FRAGMENTO DEL TEXTO -
# # # # # # #

El postnacionalismo hacía referencia así a un estadio de la sociedad vasca en el que las grandes reivindicaciones políticas y culturales que habían caracterizado a nuestro país en los primeros años de la Transición democrática se habían conseguido ya y se consolidaban en un marco constitucional sólido e irreversible. Se relajaban las pulsiones nacionalistas que caracterizaron aquellas primeras décadas y se pasaba a fases de discusión interna sobre nuestras propias competencias políticas y económicas, en un marco de referencia geopolítico y geoeconómico más amplio, singularmente el ámbito europeo.

La sociedad postnacionalista no aludía a la desaparición del nacionalismo -no éramos tan ingenuos- sino a su acomodo a un marco satisfactorio respecto al nivel de poder político para su autogestión y a un contexto cultural en el que se dieran los medios, los instrumentos económicos y las libertades suficientes como para su plena recuperación y desarrollo. Aludía también a una sociedad en la que la línea divisoria nacionalistas/no nacionalistas se difuminaba en un marco social y político menos antagónico que el que vivíamos entonces. Postnacionalista sería, claro, una sociedad vasca en paz y conciliada internamente sobre su marco político. Postnacionalista sería, finalmente, una sociedad en la que los derechos y deberes de los vascos se derivasen de su condición de ciudadanos, no de sus orígenes ni, mucho menos, de su identidad política, amparados por una Constitución que nos hacía libres e iguales ante la ley.

# # # # # # #

MATERIAL PROPORCIONADO -
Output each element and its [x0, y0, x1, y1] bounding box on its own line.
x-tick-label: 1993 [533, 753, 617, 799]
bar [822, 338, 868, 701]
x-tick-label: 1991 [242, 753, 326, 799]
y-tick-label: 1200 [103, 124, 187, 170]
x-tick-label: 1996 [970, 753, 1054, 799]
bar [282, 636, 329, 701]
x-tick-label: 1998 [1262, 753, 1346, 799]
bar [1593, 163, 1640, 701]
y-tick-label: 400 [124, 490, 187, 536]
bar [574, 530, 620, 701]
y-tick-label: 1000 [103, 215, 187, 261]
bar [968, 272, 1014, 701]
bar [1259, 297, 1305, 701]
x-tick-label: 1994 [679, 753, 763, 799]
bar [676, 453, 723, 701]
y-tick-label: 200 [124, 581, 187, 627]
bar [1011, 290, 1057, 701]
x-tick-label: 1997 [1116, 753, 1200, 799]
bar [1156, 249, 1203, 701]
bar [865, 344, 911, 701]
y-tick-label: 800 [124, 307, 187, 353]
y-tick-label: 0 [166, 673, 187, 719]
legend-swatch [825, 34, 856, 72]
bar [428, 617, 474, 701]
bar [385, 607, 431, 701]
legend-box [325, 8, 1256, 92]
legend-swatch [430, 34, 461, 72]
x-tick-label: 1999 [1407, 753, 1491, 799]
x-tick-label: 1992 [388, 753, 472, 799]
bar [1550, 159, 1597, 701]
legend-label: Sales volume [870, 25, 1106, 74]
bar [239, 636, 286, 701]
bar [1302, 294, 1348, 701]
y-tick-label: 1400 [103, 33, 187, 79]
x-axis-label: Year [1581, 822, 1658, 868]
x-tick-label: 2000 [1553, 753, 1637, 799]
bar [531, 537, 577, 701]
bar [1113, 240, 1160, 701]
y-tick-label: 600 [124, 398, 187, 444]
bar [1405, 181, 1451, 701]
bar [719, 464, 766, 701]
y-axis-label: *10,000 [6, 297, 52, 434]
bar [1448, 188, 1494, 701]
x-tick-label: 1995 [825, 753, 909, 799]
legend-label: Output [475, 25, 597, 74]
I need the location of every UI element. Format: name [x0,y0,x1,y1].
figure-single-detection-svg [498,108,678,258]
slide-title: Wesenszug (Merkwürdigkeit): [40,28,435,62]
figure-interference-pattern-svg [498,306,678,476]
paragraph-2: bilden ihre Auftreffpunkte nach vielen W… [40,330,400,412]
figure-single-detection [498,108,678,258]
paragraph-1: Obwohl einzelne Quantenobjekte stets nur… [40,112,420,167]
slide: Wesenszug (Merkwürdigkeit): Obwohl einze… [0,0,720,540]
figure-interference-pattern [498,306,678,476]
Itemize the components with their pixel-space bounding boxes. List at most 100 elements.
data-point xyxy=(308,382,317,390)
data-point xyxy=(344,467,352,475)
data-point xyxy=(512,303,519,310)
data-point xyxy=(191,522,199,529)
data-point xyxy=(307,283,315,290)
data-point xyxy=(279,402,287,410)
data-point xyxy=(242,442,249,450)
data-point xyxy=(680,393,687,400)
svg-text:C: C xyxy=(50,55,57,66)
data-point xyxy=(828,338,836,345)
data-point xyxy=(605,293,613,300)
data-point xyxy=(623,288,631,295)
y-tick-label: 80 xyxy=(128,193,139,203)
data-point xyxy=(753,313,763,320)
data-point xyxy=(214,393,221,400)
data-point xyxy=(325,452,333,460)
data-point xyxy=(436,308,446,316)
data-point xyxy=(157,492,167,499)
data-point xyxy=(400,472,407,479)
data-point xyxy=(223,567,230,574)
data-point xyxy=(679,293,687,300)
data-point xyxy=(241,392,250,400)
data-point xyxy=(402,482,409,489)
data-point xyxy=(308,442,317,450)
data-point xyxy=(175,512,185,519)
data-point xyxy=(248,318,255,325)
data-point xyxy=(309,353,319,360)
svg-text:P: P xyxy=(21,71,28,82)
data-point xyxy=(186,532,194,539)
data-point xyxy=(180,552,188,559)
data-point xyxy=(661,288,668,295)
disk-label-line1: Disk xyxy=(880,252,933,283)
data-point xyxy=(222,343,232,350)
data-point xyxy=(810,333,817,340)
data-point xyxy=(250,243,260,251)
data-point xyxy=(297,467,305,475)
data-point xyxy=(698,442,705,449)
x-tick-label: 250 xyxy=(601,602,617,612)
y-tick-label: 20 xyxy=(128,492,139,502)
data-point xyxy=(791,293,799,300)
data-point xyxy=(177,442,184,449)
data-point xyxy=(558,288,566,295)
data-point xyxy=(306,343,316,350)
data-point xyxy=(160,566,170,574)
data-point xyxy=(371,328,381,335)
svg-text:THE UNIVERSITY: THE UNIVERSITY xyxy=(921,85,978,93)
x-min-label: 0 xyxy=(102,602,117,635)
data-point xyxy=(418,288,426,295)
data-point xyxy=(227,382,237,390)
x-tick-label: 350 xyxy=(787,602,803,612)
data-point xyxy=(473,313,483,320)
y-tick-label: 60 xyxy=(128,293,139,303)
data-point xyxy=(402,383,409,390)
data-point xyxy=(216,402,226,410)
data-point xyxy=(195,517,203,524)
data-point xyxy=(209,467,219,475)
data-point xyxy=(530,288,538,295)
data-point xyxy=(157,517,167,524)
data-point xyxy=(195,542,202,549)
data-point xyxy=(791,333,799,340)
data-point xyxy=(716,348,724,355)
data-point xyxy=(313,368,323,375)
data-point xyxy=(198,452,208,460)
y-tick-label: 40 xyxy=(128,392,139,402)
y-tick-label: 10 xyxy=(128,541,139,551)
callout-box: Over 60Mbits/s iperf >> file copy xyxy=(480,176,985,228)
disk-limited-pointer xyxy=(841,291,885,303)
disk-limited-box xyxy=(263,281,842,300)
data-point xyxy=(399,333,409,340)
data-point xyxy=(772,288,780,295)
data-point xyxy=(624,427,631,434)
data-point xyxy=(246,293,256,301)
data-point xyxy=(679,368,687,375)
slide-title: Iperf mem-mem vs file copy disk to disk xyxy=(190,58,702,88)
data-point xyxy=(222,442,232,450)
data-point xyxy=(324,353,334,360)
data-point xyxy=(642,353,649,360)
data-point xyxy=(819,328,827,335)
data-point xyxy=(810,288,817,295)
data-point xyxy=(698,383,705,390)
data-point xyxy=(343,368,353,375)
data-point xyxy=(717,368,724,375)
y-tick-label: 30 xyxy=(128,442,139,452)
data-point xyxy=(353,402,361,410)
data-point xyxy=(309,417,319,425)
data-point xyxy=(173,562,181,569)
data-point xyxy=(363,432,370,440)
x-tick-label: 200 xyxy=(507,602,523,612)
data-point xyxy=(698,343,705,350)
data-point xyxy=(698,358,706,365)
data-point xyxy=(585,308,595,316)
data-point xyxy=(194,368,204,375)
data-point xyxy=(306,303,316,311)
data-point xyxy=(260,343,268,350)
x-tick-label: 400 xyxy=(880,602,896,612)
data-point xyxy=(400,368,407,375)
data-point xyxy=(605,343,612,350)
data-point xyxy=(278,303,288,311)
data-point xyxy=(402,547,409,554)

# # # # # # #

TRABAJO POR HACER -
• a. Reproduce la parte del fragmento sobre el postnacionalismo que comienza con las palabras que contienen "El postnacionalismo hacía" y termina con "el ámbito europeo.".
• b. Responde a estas preguntas según el fragmento sobre el postnacionalismo:
(i) ¿Qué ámbito se menciona singularmente como marco de referencia más amplio para la discusión interna?
(ii) ¿Qué línea divisoria se difuminaba en un marco social y político menos antagónico?
(iii) ¿De qué debían derivarse los derechos y deberes de los vascos en una sociedad postnacionalista?

RESULTADOS ESPERADOS -
• a.
El postnacionalismo hacía referencia así a un estadio de la sociedad vasca en el que las grandes reivindicaciones políticas y culturales que habían caracterizado a nuestro país en los primeros años de la Transición democrática se habían conseguido ya y se consolidaban en un marco constitucional sólido e irreversible. Se relajaban las pulsiones nacionalistas que caracterizaron aquellas primeras décadas y se pasaba a fases de discusión interna sobre nuestras propias competencias políticas y económicas, en un marco de referencia geopolítico y geoeconómico más amplio, singularmente el ámbito europeo.

• b.
(i) El ámbito europeo.
(ii) La línea divisoria entre nacionalistas y no nacionalistas.
(iii) De su condición de ciudadanos, no de sus orígenes ni de su identidad política.